#### Texto proporcionado:
-*-

“Metales vivos; Joyas de los bosques azules” cruza la investigación en biología marina con la joyería para generar conocimiento tangible sobre el huiro flotador y paisajes submarinos.
Recorriendo una playa cercana a Concepción hace un par de años, Valeria Veloz se encontró con ejemplares de un alga grande de tonos marrones. Y se encantó. Era huiro flotador, del grupo de las macroalgas pardas que forman bosques submarinos, presente a lo largo de Chile, y un símbolo del patrimonio natural y sociocultural en zonas costeras de Biobío.
“¡Qué hermosa su textura!, quiero pasarla a una joya, ¿cómo lo hago?”, pensó la profesora de historia de profesión y joyera de oficio.
Con esa inquietud se abrió un proceso, primero personal y luego colaborativo, de exploración, descubrimiento y creación, que hoy se consolida con “Metales vivos; Joyas de los bosques azules”, una iniciativa que une ciencia con arte en el propósito de sensibilizar a la comunidad local sobre los vitales paisajes submarinos a través de la joyería contemporánea.
Los bosques submarinos cumplen diversos roles elementales para la vida en el planeta y bienestar de las personas, también forman parte de la historia e identidad de territorios. Aunque muchas veces permanecen invisibles y/o desconocidos para una parte importante de la población, y cada vez son más frágiles ante amenazas como la explotación y el cambio climático.

-*-

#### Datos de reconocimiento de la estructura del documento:
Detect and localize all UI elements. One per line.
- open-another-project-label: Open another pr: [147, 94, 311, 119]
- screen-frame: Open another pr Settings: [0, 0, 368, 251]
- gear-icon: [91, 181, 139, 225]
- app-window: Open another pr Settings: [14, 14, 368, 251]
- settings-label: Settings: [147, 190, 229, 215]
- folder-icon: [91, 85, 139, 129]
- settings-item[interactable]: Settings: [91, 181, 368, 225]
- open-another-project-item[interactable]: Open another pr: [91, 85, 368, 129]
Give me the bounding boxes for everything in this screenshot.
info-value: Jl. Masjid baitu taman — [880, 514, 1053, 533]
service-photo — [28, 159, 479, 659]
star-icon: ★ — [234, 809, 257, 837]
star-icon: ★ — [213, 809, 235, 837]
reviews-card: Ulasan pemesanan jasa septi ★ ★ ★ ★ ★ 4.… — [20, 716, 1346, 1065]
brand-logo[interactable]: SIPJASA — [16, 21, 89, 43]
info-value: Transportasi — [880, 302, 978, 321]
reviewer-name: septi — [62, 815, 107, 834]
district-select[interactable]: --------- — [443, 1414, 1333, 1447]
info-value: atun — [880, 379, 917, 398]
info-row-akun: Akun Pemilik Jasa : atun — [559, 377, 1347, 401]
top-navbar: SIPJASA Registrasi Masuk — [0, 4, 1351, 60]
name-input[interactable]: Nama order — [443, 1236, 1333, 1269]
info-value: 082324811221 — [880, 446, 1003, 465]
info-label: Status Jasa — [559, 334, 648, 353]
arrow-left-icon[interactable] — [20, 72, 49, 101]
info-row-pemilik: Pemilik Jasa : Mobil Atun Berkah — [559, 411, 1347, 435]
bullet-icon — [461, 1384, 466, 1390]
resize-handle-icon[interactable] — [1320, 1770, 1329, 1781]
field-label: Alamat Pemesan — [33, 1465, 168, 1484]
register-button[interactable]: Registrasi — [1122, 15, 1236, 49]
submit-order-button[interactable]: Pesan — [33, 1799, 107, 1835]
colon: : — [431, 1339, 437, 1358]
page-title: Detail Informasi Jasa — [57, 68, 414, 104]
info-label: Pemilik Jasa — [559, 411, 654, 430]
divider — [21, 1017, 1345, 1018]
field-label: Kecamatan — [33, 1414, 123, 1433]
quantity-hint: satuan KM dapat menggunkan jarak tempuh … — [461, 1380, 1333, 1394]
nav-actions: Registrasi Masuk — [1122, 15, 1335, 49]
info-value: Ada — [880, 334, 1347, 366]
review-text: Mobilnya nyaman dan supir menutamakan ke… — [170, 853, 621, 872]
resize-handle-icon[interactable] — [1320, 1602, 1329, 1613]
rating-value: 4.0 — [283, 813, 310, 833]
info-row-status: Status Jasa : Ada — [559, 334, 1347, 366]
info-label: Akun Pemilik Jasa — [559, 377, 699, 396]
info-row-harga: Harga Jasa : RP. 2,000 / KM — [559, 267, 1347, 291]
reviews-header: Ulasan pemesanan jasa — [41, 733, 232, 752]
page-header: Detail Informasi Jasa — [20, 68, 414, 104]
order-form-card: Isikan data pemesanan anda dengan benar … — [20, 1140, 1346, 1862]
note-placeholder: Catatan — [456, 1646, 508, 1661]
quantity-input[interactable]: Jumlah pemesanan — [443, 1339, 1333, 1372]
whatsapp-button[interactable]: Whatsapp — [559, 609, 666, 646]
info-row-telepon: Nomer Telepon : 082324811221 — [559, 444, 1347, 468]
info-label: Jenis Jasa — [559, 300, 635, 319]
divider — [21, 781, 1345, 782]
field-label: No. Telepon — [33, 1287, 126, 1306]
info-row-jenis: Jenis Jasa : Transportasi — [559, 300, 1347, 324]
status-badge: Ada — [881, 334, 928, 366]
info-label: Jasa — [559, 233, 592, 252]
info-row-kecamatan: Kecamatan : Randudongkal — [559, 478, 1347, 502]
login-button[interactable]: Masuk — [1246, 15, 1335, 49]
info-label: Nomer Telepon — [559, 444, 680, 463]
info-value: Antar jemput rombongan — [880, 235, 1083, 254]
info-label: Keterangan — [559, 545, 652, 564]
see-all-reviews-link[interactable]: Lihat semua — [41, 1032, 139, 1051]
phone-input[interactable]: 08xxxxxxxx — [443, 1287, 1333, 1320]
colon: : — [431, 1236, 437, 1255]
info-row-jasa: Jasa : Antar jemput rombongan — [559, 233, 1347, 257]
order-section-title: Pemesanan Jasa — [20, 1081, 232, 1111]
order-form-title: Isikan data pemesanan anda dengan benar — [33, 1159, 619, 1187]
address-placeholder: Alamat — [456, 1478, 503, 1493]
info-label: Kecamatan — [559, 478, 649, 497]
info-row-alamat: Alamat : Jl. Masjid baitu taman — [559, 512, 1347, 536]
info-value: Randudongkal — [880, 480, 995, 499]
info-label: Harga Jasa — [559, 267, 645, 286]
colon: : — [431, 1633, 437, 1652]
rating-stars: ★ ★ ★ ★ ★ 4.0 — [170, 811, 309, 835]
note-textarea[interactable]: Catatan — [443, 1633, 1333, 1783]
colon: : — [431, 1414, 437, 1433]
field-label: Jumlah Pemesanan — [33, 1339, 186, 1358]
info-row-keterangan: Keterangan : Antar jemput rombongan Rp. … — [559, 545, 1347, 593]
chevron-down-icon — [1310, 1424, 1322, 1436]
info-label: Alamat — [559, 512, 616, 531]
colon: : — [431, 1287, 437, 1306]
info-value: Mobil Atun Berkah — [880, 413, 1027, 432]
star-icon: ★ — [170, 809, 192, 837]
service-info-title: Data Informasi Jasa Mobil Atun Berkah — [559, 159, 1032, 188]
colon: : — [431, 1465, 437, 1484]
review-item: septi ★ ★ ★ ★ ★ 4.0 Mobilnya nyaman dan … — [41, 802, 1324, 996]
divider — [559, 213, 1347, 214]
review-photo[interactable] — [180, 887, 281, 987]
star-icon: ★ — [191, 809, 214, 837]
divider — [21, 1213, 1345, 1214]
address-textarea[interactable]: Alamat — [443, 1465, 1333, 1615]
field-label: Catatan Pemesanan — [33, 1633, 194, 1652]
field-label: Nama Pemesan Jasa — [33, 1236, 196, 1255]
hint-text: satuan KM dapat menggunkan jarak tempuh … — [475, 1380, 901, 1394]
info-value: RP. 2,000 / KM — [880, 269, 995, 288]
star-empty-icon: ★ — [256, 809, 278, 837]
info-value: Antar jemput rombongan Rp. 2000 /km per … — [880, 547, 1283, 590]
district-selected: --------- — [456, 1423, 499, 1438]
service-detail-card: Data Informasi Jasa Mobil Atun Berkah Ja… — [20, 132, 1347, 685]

-*-

#### Qué hacer:
Indica si cada afirmación coincide con el texto sobre el huiro flotador. Responde sí o no y cita literalmente las palabras del texto que lo deciden.
1. Valeria Veloz es profesora de historia de profesión.
2. El huiro flotador pertenece al grupo de las macroalgas rojas.
3. Valeria Veloz encontró el huiro en una playa cercana a Valparaíso.

#### Resultado:
1. Sí: «la profesora de historia de profesión y joyera de oficio».
2. No: «del grupo de las macroalgas pardas que forman bosques submarinos».
3. No: «Recorriendo una playa cercana a Concepción hace un par de años».